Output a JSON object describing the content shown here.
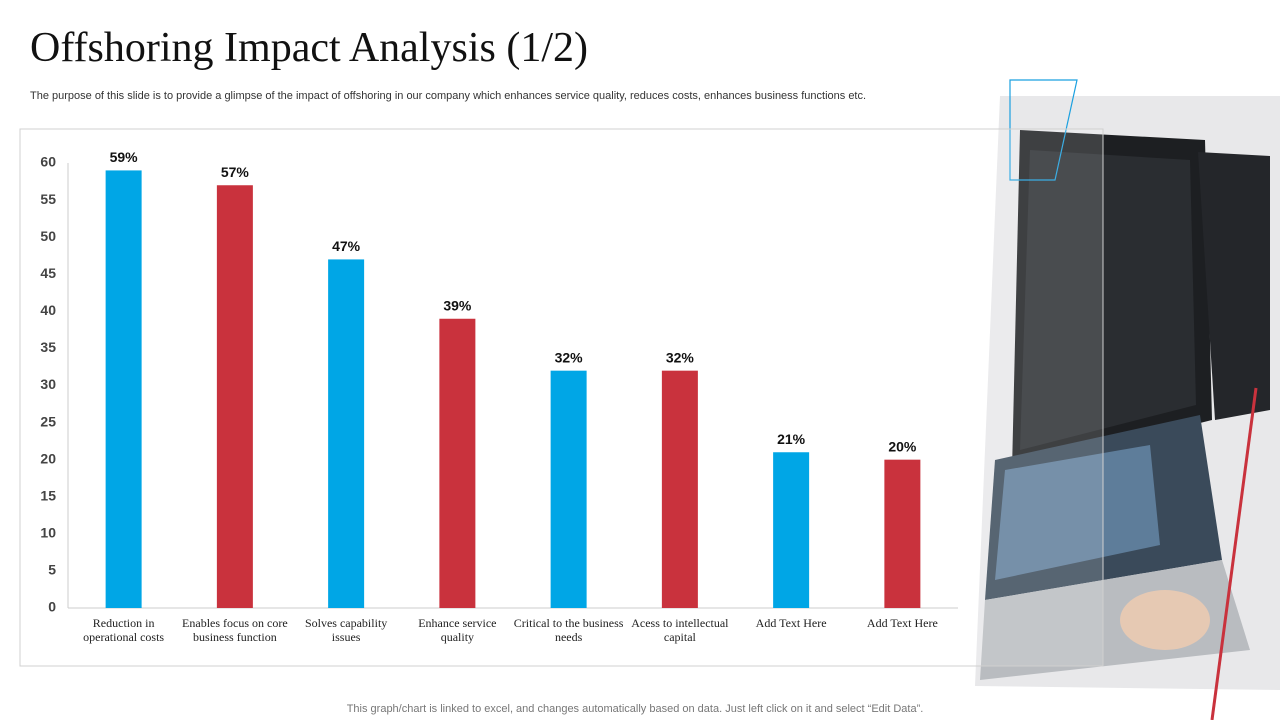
{
  "title": "Offshoring Impact Analysis (1/2)",
  "description": "The purpose of this slide is to provide a glimpse of the impact of offshoring in our company which enhances service quality, reduces costs, enhances business functions etc.",
  "footnote": "This graph/chart is linked to excel, and changes automatically based on data. Just left click on it and select “Edit Data”.",
  "chart_data": {
    "type": "bar",
    "categories": [
      "Reduction in operational costs",
      "Enables focus on core business function",
      "Solves capability issues",
      "Enhance service quality",
      "Critical to the business needs",
      "Acess to intellectual capital",
      "Add Text Here",
      "Add Text Here"
    ],
    "values": [
      59,
      57,
      47,
      39,
      32,
      32,
      21,
      20
    ],
    "value_labels": [
      "59%",
      "57%",
      "47%",
      "39%",
      "32%",
      "32%",
      "21%",
      "20%"
    ],
    "colors": [
      "#00a6e6",
      "#c9323d",
      "#00a6e6",
      "#c9323d",
      "#00a6e6",
      "#c9323d",
      "#00a6e6",
      "#c9323d"
    ],
    "ylim": [
      0,
      60
    ],
    "yticks": [
      0,
      5,
      10,
      15,
      20,
      25,
      30,
      35,
      40,
      45,
      50,
      55,
      60
    ],
    "grid": false
  }
}
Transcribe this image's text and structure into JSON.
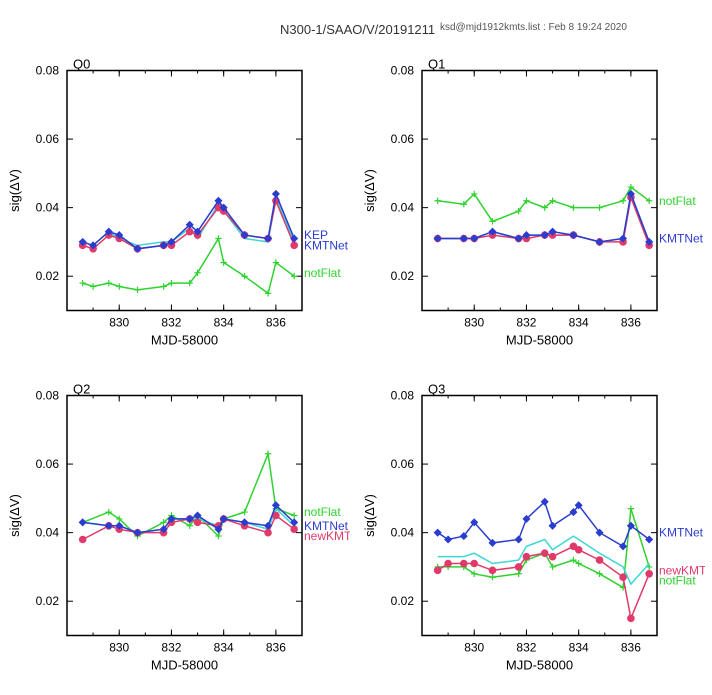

**TASK OBJECTIVE**
Select all lines in the listing that include the word "JSON".

**THE ANSWER**
Output a JSON object describing the content shown here.
Transcribe this image's text and structure into JSON.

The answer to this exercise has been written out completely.